:: Problem to solve ::
Return all lines from the listing below in which the string "caption" occurs.
^^^^^^^^
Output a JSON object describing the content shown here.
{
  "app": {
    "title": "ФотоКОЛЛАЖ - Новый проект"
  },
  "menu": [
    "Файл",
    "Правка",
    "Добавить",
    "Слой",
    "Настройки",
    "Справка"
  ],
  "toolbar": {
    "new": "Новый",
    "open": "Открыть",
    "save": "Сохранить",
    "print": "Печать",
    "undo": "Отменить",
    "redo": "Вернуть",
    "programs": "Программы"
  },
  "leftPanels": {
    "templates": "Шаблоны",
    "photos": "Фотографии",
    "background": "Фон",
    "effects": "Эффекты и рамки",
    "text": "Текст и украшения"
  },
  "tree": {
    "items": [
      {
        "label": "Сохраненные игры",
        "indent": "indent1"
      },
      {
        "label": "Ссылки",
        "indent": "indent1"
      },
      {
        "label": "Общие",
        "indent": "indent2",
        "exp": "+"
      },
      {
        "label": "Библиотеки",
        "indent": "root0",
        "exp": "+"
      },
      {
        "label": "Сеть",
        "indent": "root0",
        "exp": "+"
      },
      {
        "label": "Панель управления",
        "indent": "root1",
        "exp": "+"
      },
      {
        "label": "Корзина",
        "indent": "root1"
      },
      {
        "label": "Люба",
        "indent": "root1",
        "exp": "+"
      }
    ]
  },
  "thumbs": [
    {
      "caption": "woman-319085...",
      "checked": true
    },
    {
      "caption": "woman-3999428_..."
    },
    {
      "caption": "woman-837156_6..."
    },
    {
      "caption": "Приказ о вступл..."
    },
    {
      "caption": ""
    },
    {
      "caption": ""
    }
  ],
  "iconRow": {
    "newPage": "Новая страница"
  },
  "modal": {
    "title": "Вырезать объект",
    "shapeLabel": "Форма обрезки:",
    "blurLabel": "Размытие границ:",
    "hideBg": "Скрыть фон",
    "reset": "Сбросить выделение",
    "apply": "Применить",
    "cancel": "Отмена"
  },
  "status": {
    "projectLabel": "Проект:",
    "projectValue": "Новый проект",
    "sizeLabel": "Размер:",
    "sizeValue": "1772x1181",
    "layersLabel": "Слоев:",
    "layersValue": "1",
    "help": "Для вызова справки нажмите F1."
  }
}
^^^^^^^^
:: Complete response ::
      "caption": "woman-319085...",
      "caption": "woman-3999428_..."
      "caption": "woman-837156_6..."
      "caption": "Приказ о вступл..."
      "caption": ""
      "caption": ""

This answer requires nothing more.